§ **Task material**:
[start]

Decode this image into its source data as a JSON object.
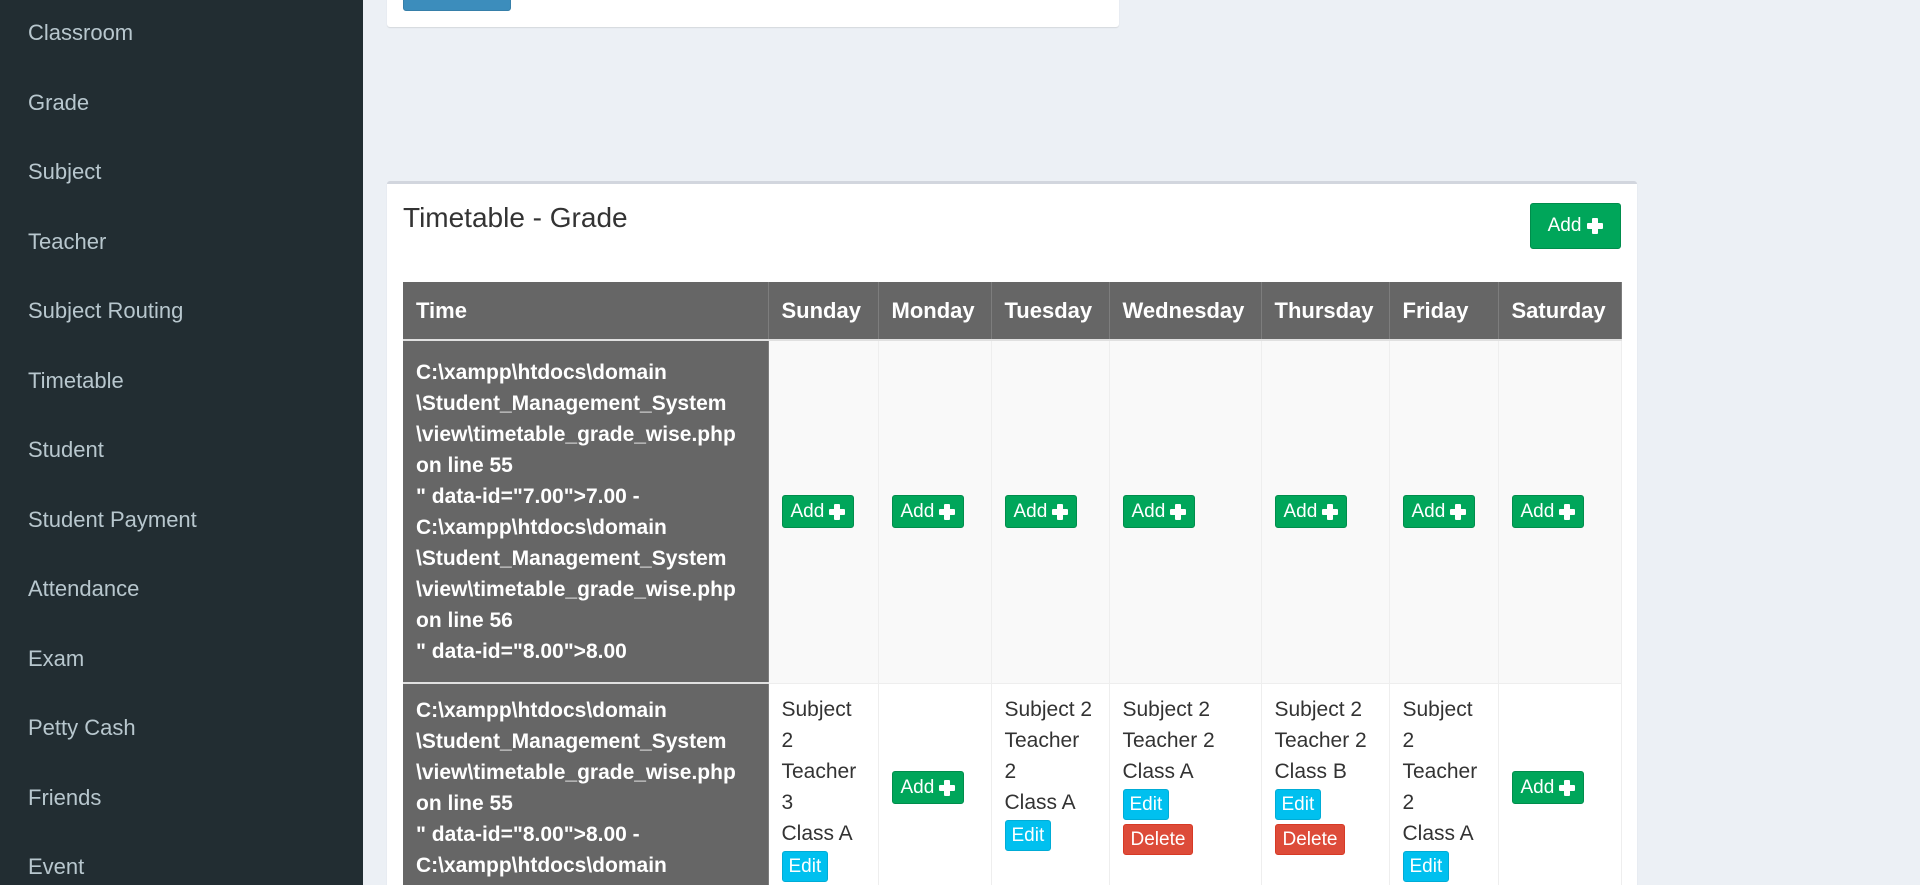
{
  "sidebar": {
    "items": [
      {
        "label": "Classroom"
      },
      {
        "label": "Grade"
      },
      {
        "label": "Subject"
      },
      {
        "label": "Teacher"
      },
      {
        "label": "Subject Routing"
      },
      {
        "label": "Timetable"
      },
      {
        "label": "Student"
      },
      {
        "label": "Student Payment"
      },
      {
        "label": "Attendance"
      },
      {
        "label": "Exam"
      },
      {
        "label": "Petty Cash"
      },
      {
        "label": "Friends"
      },
      {
        "label": "Event"
      }
    ]
  },
  "timetable": {
    "title": "Timetable - Grade",
    "add_label": "Add",
    "headers": [
      "Time",
      "Sunday",
      "Monday",
      "Tuesday",
      "Wednesday",
      "Thursday",
      "Friday",
      "Saturday"
    ],
    "rows": [
      {
        "time": "C:\\xampp\\htdocs\\domain\n\\Student_Management_System\n\\view\\timetable_grade_wise.php\non line 55\n\" data-id=\"7.00\">7.00 -\nC:\\xampp\\htdocs\\domain\n\\Student_Management_System\n\\view\\timetable_grade_wise.php\non line 56\n\" data-id=\"8.00\">8.00"
      },
      {
        "time": "C:\\xampp\\htdocs\\domain\n\\Student_Management_System\n\\view\\timetable_grade_wise.php\non line 55\n\" data-id=\"8.00\">8.00 -\nC:\\xampp\\htdocs\\domain",
        "sunday": {
          "subject": "Subject 2",
          "teacher": "Teacher 3",
          "class": "Class A"
        },
        "tuesday": {
          "subject": "Subject 2",
          "teacher": "Teacher 2",
          "class": "Class A"
        },
        "wednesday": {
          "subject": "Subject 2",
          "teacher": "Teacher 2",
          "class": "Class A"
        },
        "thursday": {
          "subject": "Subject 2",
          "teacher": "Teacher 2",
          "class": "Class B"
        },
        "friday": {
          "subject": "Subject 2",
          "teacher": "Teacher 2",
          "class": "Class A"
        }
      }
    ],
    "cell_add_label": "Add",
    "edit_label": "Edit",
    "delete_label": "Delete"
  },
  "colors": {
    "sidebar_bg": "#222d32",
    "page_bg": "#ecf0f5",
    "success": "#00a65a",
    "info": "#00c0ef",
    "danger": "#dd4b39",
    "header_bg": "#666666"
  },
  "icons": {
    "add": "plus-icon"
  }
}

[end]

§ **Problem requirements**: Strip out the images, then output the records above word for word.

§ **Reply to the exercise**:
Decode this image into its source data as a JSON object.
{
  "sidebar": {
    "items": [
      {
        "label": "Classroom"
      },
      {
        "label": "Grade"
      },
      {
        "label": "Subject"
      },
      {
        "label": "Teacher"
      },
      {
        "label": "Subject Routing"
      },
      {
        "label": "Timetable"
      },
      {
        "label": "Student"
      },
      {
        "label": "Student Payment"
      },
      {
        "label": "Attendance"
      },
      {
        "label": "Exam"
      },
      {
        "label": "Petty Cash"
      },
      {
        "label": "Friends"
      },
      {
        "label": "Event"
      }
    ]
  },
  "timetable": {
    "title": "Timetable - Grade",
    "add_label": "Add",
    "headers": [
      "Time",
      "Sunday",
      "Monday",
      "Tuesday",
      "Wednesday",
      "Thursday",
      "Friday",
      "Saturday"
    ],
    "rows": [
      {
        "time": "C:\\xampp\\htdocs\\domain\n\\Student_Management_System\n\\view\\timetable_grade_wise.php\non line 55\n\" data-id=\"7.00\">7.00 -\nC:\\xampp\\htdocs\\domain\n\\Student_Management_System\n\\view\\timetable_grade_wise.php\non line 56\n\" data-id=\"8.00\">8.00"
      },
      {
        "time": "C:\\xampp\\htdocs\\domain\n\\Student_Management_System\n\\view\\timetable_grade_wise.php\non line 55\n\" data-id=\"8.00\">8.00 -\nC:\\xampp\\htdocs\\domain",
        "sunday": {
          "subject": "Subject 2",
          "teacher": "Teacher 3",
          "class": "Class A"
        },
        "tuesday": {
          "subject": "Subject 2",
          "teacher": "Teacher 2",
          "class": "Class A"
        },
        "wednesday": {
          "subject": "Subject 2",
          "teacher": "Teacher 2",
          "class": "Class A"
        },
        "thursday": {
          "subject": "Subject 2",
          "teacher": "Teacher 2",
          "class": "Class B"
        },
        "friday": {
          "subject": "Subject 2",
          "teacher": "Teacher 2",
          "class": "Class A"
        }
      }
    ],
    "cell_add_label": "Add",
    "edit_label": "Edit",
    "delete_label": "Delete"
  },
  "colors": {
    "sidebar_bg": "#222d32",
    "page_bg": "#ecf0f5",
    "success": "#00a65a",
    "info": "#00c0ef",
    "danger": "#dd4b39",
    "header_bg": "#666666"
  },
  "icons": {
    "add": "plus-icon"
  }
}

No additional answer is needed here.